**Entries**
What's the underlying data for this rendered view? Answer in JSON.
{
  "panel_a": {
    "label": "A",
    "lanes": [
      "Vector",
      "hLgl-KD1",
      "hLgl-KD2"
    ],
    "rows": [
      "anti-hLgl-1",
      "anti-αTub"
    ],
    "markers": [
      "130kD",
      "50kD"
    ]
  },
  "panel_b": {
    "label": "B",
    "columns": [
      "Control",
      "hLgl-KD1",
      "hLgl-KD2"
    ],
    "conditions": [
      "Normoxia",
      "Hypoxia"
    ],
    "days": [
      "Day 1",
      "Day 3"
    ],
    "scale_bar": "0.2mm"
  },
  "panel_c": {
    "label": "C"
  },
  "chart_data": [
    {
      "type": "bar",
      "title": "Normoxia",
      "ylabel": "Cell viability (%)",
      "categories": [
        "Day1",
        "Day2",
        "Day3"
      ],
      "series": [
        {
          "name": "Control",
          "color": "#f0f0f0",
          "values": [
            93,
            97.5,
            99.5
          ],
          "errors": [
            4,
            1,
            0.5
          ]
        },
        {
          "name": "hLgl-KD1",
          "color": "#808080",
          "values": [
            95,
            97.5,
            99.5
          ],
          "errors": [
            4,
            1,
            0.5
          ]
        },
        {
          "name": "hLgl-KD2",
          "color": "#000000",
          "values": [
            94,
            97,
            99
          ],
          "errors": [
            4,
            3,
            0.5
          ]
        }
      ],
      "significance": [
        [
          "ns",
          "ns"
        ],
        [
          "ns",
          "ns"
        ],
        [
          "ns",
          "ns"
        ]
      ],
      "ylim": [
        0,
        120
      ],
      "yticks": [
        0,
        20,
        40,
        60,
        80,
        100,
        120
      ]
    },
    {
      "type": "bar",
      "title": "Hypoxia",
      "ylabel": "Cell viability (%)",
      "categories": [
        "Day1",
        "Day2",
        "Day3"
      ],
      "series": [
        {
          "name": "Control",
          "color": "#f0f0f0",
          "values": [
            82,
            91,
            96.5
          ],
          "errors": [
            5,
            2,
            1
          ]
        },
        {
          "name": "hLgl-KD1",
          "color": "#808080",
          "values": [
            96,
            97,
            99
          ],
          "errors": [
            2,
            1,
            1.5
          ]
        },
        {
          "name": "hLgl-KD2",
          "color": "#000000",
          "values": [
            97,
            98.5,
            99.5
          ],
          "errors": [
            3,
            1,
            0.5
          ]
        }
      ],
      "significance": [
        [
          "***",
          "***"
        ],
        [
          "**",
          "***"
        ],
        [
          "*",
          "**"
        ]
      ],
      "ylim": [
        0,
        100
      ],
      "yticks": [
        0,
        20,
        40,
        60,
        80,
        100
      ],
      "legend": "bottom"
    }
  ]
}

* * *

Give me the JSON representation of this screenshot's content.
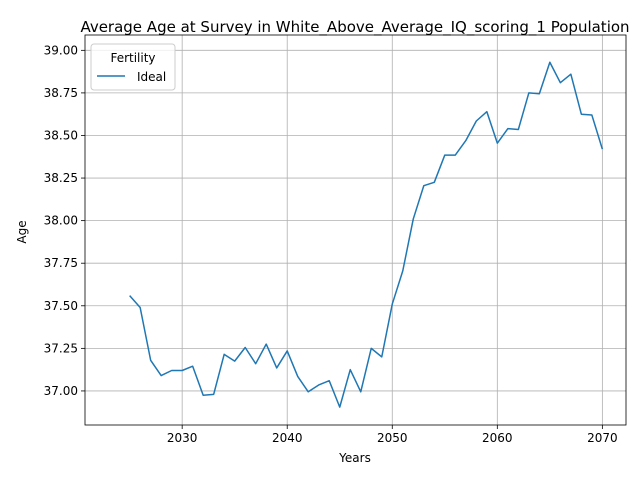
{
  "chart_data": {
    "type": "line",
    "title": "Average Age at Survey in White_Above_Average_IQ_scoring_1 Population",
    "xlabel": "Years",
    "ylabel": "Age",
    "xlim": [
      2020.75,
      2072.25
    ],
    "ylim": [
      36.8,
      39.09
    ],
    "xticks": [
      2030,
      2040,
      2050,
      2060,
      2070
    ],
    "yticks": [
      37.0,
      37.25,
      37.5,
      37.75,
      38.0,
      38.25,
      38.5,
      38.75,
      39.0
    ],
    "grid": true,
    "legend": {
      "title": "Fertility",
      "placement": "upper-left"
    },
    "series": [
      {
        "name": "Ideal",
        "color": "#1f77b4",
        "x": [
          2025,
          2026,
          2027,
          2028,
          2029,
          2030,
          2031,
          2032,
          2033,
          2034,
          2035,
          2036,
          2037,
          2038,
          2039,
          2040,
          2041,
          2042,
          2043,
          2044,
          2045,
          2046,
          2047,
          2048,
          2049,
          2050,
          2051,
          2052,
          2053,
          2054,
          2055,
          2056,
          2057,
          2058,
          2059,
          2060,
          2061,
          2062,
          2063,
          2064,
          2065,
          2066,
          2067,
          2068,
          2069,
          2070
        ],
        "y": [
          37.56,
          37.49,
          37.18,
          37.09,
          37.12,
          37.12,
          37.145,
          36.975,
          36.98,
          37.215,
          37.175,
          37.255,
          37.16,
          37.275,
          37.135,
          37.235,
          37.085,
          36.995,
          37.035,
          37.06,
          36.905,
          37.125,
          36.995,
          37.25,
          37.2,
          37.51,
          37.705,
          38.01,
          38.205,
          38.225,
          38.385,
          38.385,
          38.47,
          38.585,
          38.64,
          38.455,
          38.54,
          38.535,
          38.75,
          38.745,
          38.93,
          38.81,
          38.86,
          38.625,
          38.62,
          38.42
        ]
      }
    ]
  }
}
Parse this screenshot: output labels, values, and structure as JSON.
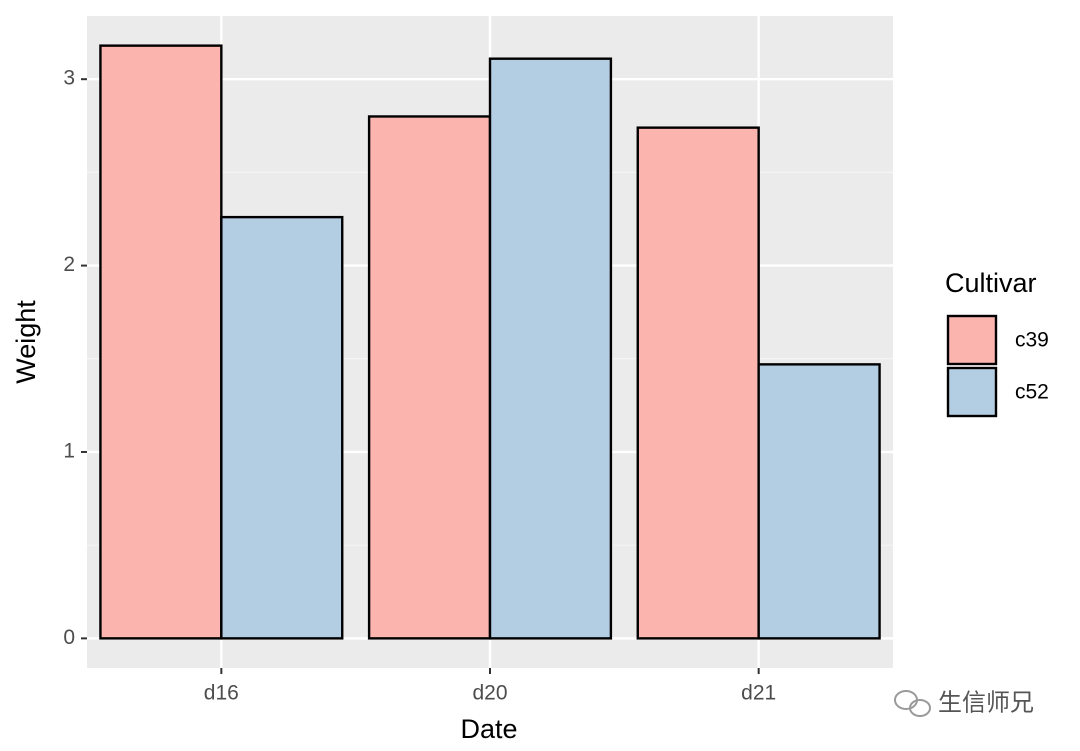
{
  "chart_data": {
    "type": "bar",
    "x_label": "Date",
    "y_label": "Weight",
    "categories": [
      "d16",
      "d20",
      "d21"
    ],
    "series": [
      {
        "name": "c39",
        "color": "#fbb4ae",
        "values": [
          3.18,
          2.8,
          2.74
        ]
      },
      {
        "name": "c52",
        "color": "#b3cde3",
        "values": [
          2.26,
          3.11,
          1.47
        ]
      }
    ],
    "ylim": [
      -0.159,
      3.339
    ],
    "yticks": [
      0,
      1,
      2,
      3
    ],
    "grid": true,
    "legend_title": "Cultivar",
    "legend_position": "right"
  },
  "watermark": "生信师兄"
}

**Work instructions**
All lines above with "JSON" in them should be returned.

**Finished task**
What's the underlying data for this rendered view? Answer in JSON.
Give me the JSON representation of this screenshot's content.
Parse this screenshot: output labels, values, and structure as JSON.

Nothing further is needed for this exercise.